§ **The exercise**: Could you copy these items word for word?

(Spatial annotation records)

— start —

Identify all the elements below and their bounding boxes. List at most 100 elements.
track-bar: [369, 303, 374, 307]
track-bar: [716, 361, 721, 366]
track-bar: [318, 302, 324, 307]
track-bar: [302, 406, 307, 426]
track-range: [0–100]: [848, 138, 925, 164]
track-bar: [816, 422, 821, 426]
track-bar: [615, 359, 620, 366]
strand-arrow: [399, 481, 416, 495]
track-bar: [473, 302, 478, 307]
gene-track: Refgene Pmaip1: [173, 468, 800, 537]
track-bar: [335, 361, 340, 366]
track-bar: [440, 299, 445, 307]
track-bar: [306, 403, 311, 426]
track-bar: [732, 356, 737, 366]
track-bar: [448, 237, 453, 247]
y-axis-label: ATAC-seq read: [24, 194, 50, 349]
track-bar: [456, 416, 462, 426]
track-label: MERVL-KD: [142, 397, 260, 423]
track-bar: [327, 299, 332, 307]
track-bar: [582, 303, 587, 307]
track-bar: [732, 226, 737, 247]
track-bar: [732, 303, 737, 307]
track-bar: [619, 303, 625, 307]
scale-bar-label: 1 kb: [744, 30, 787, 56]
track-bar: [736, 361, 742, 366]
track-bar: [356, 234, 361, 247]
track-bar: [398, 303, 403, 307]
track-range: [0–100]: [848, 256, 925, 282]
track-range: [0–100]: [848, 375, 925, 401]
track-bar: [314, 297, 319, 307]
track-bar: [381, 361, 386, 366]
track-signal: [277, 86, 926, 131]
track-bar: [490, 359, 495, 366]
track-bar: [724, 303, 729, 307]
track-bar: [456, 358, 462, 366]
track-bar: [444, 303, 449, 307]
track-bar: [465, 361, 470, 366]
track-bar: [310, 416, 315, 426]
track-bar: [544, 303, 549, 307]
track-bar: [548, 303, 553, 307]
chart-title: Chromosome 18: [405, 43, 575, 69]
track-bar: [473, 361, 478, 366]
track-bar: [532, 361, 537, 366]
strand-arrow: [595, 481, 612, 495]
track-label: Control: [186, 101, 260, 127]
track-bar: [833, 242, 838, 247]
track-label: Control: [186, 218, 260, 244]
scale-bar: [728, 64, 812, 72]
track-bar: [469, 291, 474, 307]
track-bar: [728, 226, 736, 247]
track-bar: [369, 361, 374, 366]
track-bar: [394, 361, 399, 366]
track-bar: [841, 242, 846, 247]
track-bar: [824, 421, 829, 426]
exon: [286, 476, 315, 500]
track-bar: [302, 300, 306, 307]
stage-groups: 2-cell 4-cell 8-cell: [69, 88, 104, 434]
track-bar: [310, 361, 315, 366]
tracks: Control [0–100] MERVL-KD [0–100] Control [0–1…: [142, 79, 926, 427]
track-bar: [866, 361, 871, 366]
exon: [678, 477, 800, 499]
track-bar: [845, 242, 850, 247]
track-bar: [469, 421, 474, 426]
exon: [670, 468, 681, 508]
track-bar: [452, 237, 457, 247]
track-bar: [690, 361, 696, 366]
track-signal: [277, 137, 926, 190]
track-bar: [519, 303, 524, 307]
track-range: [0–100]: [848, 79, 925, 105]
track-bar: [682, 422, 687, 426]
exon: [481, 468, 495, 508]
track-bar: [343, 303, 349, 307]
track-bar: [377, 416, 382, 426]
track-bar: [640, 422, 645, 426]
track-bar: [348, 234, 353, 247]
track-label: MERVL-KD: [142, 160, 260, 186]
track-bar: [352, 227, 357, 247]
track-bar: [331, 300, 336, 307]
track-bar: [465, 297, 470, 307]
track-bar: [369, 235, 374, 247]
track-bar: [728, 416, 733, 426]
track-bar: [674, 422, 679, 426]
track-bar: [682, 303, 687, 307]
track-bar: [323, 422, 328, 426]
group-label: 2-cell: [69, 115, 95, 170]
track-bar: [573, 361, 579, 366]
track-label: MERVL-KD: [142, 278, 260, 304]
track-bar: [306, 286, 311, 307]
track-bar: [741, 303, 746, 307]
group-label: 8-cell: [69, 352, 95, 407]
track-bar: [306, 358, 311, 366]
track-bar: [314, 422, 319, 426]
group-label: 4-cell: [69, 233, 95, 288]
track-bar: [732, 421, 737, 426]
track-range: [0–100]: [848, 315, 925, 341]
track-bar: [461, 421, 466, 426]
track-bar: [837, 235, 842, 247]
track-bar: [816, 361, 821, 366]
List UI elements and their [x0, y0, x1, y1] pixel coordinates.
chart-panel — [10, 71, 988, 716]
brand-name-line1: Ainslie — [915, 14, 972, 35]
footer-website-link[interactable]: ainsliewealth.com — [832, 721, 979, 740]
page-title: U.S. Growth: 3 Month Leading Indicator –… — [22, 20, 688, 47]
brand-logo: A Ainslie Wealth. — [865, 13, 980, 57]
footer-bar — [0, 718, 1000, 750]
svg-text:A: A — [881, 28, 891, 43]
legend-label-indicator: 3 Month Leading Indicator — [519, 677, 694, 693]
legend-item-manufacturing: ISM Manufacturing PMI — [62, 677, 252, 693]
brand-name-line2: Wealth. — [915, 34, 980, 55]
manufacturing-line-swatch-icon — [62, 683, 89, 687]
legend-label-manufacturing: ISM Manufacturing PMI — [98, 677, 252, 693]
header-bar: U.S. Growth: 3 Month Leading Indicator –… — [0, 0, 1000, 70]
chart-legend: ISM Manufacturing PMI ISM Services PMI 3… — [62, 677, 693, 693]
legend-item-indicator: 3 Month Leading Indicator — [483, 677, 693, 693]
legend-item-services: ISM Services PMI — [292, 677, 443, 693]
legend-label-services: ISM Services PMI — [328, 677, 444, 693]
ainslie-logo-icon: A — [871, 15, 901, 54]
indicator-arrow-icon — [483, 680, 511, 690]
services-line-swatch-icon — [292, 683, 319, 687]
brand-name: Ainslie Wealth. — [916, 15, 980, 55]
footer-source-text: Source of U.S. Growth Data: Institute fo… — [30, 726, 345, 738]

— end —

§ **Solved exercise**:
Identify all the elements below and their bounding boxes. List at most 100 elements.
track-bar: [369, 303, 374, 307]
track-bar: [716, 361, 721, 366]
track-bar: [318, 302, 324, 307]
track-bar: [302, 406, 307, 426]
track-range: [0–100]: [848, 138, 925, 164]
track-bar: [816, 422, 821, 426]
track-bar: [615, 359, 620, 366]
strand-arrow: [399, 481, 416, 495]
track-bar: [473, 302, 478, 307]
gene-track: Refgene Pmaip1: [173, 468, 800, 537]
track-bar: [335, 361, 340, 366]
track-bar: [440, 299, 445, 307]
track-bar: [306, 403, 311, 426]
track-bar: [732, 356, 737, 366]
track-bar: [448, 237, 453, 247]
y-axis-label: ATAC-seq read: [24, 194, 50, 349]
track-bar: [456, 416, 462, 426]
track-label: MERVL-KD: [142, 397, 260, 423]
track-bar: [327, 299, 332, 307]
track-bar: [582, 303, 587, 307]
track-bar: [732, 226, 737, 247]
track-bar: [732, 303, 737, 307]
track-bar: [619, 303, 625, 307]
scale-bar-label: 1 kb: [744, 30, 787, 56]
track-bar: [736, 361, 742, 366]
track-bar: [356, 234, 361, 247]
track-bar: [398, 303, 403, 307]
track-range: [0–100]: [848, 256, 925, 282]
track-range: [0–100]: [848, 375, 925, 401]
track-bar: [314, 297, 319, 307]
track-bar: [381, 361, 386, 366]
track-signal: [277, 86, 926, 131]
track-bar: [490, 359, 495, 366]
track-bar: [724, 303, 729, 307]
track-bar: [456, 358, 462, 366]
track-bar: [444, 303, 449, 307]
track-bar: [465, 361, 470, 366]
track-bar: [310, 416, 315, 426]
track-bar: [544, 303, 549, 307]
track-bar: [548, 303, 553, 307]
chart-title: Chromosome 18: [405, 43, 575, 69]
track-bar: [473, 361, 478, 366]
track-bar: [532, 361, 537, 366]
strand-arrow: [595, 481, 612, 495]
track-label: Control: [186, 101, 260, 127]
track-bar: [833, 242, 838, 247]
track-label: Control: [186, 218, 260, 244]
scale-bar: [728, 64, 812, 72]
track-bar: [469, 291, 474, 307]
track-bar: [728, 226, 736, 247]
track-bar: [369, 361, 374, 366]
track-bar: [394, 361, 399, 366]
track-bar: [841, 242, 846, 247]
track-bar: [824, 421, 829, 426]
exon: [286, 476, 315, 500]
track-bar: [302, 300, 306, 307]
stage-groups: 2-cell 4-cell 8-cell: [69, 88, 104, 434]
track-bar: [310, 361, 315, 366]
tracks: Control [0–100] MERVL-KD [0–100] Control [0–1…: [142, 79, 926, 427]
track-bar: [866, 361, 871, 366]
exon: [678, 477, 800, 499]
track-bar: [845, 242, 850, 247]
track-bar: [469, 421, 474, 426]
exon: [670, 468, 681, 508]
track-bar: [452, 237, 457, 247]
track-bar: [690, 361, 696, 366]
track-signal: [277, 137, 926, 190]
track-bar: [519, 303, 524, 307]
track-range: [0–100]: [848, 79, 925, 105]
track-bar: [682, 422, 687, 426]
exon: [481, 468, 495, 508]
track-bar: [343, 303, 349, 307]
track-bar: [377, 416, 382, 426]
track-bar: [640, 422, 645, 426]
track-bar: [348, 234, 353, 247]
track-label: MERVL-KD: [142, 160, 260, 186]
track-bar: [352, 227, 357, 247]
track-bar: [331, 300, 336, 307]
track-bar: [465, 297, 470, 307]
track-bar: [369, 235, 374, 247]
track-bar: [728, 416, 733, 426]
track-bar: [674, 422, 679, 426]
track-bar: [682, 303, 687, 307]
track-bar: [323, 422, 328, 426]
group-label: 2-cell: [69, 115, 95, 170]
track-bar: [573, 361, 579, 366]
track-label: MERVL-KD: [142, 278, 260, 304]
track-bar: [306, 286, 311, 307]
track-bar: [741, 303, 746, 307]
group-label: 8-cell: [69, 352, 95, 407]
track-bar: [306, 358, 311, 366]
track-bar: [314, 422, 319, 426]
group-label: 4-cell: [69, 233, 95, 288]
track-bar: [732, 421, 737, 426]
track-range: [0–100]: [848, 315, 925, 341]
track-bar: [461, 421, 466, 426]
track-bar: [837, 235, 842, 247]
track-bar: [816, 361, 821, 366]
List UI elements and their [x0, y0, x1, y1] pixel coordinates.
chart-panel — [10, 71, 988, 716]
brand-name-line1: Ainslie — [915, 14, 972, 35]
footer-website-link[interactable]: ainsliewealth.com — [832, 721, 979, 740]
page-title: U.S. Growth: 3 Month Leading Indicator –… — [22, 20, 688, 47]
brand-logo: A Ainslie Wealth. — [865, 13, 980, 57]
footer-bar — [0, 718, 1000, 750]
svg-text:A: A — [881, 28, 891, 43]
legend-label-indicator: 3 Month Leading Indicator — [519, 677, 694, 693]
legend-item-manufacturing: ISM Manufacturing PMI — [62, 677, 252, 693]
brand-name-line2: Wealth. — [915, 34, 980, 55]
manufacturing-line-swatch-icon — [62, 683, 89, 687]
legend-label-manufacturing: ISM Manufacturing PMI — [98, 677, 252, 693]
header-bar: U.S. Growth: 3 Month Leading Indicator –… — [0, 0, 1000, 70]
chart-legend: ISM Manufacturing PMI ISM Services PMI 3… — [62, 677, 693, 693]
legend-item-indicator: 3 Month Leading Indicator — [483, 677, 693, 693]
legend-item-services: ISM Services PMI — [292, 677, 443, 693]
legend-label-services: ISM Services PMI — [328, 677, 444, 693]
ainslie-logo-icon: A — [871, 15, 901, 54]
indicator-arrow-icon — [483, 680, 511, 690]
services-line-swatch-icon — [292, 683, 319, 687]
brand-name: Ainslie Wealth. — [916, 15, 980, 55]
footer-source-text: Source of U.S. Growth Data: Institute fo… — [30, 726, 345, 738]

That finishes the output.